# Recorded information
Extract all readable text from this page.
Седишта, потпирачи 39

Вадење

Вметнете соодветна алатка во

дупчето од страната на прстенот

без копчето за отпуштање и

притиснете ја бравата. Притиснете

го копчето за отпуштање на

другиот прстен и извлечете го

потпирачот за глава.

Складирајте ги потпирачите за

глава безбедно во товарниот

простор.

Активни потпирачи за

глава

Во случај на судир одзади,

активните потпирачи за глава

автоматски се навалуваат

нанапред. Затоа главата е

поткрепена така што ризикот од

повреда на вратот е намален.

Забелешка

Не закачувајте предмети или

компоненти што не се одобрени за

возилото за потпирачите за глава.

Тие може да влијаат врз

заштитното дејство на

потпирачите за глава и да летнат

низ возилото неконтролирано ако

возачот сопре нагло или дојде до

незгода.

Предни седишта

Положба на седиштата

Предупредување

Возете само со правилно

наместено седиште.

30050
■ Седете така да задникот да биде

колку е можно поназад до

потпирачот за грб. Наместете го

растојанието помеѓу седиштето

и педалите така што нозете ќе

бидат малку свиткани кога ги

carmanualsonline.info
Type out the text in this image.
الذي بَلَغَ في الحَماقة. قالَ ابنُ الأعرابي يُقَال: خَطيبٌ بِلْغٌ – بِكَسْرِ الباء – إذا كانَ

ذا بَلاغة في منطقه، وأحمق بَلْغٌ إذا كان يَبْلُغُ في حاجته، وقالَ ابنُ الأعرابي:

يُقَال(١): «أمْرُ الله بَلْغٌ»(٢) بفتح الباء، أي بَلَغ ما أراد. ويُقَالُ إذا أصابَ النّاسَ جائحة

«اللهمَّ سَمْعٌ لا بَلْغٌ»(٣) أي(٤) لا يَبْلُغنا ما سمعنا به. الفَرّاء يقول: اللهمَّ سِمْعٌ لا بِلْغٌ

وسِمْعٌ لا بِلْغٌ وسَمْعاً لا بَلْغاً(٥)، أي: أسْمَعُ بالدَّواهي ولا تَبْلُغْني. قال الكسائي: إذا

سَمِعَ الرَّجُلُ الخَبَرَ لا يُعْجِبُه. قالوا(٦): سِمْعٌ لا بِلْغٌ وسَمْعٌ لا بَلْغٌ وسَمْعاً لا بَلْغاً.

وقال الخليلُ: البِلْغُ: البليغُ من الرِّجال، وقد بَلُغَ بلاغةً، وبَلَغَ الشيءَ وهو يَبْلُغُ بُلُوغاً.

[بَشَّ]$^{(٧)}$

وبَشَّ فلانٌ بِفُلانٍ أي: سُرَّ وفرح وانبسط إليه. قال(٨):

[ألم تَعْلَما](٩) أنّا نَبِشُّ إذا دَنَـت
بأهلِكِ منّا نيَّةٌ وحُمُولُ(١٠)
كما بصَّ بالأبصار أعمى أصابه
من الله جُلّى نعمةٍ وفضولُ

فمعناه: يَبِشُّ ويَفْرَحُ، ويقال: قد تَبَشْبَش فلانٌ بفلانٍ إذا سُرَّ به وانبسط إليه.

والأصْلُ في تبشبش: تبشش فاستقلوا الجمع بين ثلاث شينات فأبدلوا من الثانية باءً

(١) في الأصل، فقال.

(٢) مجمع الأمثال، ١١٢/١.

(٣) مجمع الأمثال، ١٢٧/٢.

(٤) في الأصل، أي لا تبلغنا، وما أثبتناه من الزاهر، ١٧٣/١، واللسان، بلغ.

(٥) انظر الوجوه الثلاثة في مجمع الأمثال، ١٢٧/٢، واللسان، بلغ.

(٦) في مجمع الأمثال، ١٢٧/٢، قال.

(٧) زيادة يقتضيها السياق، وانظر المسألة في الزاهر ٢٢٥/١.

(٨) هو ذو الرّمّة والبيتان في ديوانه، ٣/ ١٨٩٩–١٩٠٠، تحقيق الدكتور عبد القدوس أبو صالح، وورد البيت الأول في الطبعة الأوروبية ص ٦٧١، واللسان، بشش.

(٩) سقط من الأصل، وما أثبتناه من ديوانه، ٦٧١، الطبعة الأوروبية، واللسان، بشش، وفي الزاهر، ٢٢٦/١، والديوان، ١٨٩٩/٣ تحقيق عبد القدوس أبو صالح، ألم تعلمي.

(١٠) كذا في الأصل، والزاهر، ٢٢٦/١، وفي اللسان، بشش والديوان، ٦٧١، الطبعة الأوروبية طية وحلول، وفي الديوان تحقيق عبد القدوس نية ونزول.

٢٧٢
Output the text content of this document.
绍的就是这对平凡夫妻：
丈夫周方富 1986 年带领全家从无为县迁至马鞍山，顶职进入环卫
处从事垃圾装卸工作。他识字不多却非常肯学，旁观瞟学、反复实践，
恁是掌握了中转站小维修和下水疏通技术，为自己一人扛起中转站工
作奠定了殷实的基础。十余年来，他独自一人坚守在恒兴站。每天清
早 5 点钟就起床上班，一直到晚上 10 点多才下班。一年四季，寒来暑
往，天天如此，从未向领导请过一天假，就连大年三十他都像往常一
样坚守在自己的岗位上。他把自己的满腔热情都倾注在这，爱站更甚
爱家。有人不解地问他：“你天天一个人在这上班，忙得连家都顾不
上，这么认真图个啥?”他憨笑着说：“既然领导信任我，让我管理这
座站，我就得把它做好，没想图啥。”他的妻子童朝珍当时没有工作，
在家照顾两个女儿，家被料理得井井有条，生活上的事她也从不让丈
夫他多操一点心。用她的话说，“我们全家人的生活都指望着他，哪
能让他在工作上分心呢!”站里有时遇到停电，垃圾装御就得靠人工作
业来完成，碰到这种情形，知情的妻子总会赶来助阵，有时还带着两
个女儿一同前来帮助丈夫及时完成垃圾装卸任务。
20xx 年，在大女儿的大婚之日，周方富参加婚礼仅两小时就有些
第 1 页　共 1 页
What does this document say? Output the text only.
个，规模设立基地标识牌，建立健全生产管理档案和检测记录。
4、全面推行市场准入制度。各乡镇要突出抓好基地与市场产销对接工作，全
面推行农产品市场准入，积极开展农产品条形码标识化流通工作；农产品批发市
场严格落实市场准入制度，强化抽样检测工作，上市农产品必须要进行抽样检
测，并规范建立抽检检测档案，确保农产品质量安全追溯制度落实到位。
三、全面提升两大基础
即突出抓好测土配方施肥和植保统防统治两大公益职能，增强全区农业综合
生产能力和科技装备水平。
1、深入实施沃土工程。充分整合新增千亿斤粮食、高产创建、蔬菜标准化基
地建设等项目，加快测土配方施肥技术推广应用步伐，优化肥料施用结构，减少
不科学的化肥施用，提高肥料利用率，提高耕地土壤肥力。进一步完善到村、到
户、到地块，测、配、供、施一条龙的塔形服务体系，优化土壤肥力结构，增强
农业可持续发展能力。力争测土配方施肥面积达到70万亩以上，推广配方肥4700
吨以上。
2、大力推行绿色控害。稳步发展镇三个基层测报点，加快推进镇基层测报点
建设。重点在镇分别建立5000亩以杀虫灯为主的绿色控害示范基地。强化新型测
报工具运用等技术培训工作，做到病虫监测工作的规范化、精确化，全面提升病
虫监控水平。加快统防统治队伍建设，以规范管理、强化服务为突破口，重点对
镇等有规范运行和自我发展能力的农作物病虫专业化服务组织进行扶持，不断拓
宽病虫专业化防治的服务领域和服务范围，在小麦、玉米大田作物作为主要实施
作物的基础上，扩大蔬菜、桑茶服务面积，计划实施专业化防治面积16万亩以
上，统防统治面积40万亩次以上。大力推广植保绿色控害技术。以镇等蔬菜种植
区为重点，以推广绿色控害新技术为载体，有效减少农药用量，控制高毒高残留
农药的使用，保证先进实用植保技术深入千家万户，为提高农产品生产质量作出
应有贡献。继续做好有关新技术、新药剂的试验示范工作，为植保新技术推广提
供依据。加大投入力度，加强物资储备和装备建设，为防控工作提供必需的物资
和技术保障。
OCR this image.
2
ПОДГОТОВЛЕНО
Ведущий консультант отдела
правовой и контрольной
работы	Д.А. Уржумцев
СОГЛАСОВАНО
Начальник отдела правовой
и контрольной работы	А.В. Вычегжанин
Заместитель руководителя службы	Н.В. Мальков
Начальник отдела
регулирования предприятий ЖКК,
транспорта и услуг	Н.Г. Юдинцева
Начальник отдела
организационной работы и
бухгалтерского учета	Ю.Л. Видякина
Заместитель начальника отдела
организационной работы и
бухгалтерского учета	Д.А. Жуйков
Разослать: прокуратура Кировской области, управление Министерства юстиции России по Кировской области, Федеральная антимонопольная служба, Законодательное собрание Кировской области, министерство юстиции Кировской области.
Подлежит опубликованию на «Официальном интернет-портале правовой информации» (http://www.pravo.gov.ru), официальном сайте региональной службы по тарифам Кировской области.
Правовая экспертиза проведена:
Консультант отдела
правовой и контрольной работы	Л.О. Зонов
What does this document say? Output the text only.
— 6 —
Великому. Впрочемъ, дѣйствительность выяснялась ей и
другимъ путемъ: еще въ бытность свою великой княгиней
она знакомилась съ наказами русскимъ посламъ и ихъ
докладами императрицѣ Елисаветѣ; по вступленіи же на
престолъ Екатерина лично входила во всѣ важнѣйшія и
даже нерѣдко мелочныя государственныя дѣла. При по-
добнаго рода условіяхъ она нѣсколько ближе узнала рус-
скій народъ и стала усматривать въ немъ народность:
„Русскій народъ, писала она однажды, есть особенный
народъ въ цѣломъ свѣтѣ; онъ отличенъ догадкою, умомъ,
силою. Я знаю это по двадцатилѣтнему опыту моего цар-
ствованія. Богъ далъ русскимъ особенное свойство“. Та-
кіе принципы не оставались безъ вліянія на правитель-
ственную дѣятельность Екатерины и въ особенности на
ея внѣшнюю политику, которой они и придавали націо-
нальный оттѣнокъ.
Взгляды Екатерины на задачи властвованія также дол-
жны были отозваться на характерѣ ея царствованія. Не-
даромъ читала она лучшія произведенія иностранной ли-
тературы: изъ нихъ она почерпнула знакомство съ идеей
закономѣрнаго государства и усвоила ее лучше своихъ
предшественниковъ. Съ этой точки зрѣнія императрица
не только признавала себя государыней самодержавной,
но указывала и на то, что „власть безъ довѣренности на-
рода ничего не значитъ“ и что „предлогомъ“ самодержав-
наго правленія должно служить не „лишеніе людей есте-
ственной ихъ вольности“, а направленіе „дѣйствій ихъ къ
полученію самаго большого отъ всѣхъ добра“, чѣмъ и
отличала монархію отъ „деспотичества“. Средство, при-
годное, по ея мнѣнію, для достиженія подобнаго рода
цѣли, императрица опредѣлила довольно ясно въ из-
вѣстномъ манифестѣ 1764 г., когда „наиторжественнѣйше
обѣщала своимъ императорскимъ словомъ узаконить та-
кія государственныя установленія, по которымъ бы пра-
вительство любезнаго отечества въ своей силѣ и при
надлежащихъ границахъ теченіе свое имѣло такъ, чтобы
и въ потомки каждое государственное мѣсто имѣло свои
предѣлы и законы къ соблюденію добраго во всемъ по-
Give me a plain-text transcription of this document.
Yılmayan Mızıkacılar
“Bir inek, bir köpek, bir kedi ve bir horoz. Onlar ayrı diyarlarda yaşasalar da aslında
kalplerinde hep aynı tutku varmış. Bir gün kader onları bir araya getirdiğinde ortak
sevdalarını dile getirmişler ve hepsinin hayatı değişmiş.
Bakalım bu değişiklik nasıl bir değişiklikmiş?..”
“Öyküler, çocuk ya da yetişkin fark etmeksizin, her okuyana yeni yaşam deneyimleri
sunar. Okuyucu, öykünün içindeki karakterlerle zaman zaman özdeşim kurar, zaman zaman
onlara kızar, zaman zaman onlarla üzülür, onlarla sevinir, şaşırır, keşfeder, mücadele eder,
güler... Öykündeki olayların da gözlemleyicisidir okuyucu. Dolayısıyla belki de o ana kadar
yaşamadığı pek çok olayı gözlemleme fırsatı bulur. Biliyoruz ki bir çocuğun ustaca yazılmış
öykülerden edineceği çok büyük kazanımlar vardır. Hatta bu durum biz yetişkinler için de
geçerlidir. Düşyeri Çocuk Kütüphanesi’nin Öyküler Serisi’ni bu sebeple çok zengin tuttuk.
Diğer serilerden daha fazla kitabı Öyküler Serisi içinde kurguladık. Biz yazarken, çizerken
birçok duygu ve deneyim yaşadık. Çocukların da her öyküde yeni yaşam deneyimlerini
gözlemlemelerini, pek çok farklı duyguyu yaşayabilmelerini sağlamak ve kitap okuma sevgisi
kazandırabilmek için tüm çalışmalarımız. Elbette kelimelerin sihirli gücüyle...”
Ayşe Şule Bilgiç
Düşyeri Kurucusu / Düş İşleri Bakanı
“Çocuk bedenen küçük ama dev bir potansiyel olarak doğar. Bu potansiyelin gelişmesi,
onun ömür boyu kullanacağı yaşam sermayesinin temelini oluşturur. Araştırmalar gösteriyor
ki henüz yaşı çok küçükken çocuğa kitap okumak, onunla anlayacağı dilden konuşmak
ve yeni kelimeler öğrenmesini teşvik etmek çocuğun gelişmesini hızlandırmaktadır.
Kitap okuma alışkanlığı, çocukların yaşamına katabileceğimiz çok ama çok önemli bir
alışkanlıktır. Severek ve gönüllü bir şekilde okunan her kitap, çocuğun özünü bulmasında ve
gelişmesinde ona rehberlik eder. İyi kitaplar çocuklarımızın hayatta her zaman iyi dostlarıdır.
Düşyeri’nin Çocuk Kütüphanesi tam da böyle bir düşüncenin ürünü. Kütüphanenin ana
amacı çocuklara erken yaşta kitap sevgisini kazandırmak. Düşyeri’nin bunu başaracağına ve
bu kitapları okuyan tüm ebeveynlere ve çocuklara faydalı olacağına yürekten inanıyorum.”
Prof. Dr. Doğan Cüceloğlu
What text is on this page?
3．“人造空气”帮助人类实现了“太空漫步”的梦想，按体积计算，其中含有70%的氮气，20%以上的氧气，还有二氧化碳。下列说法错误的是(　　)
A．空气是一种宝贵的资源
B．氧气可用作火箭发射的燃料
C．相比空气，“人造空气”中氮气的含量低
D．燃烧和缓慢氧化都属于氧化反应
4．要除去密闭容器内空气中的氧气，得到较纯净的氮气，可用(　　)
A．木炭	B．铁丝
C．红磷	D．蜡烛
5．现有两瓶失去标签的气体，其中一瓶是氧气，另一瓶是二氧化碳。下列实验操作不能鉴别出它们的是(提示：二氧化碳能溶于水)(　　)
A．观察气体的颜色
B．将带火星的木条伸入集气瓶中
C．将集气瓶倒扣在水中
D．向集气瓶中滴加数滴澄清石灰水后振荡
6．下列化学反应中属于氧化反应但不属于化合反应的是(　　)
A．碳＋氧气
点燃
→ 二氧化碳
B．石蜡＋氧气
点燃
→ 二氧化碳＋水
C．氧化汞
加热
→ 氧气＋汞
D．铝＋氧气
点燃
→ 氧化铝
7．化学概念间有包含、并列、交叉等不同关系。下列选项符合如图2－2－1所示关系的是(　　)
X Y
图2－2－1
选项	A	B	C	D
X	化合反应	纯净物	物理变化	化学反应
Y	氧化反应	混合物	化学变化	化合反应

# Problem details
Looking at the material above, count the lines containing the string "возилото" and reply with the count alone.

# Task answer
2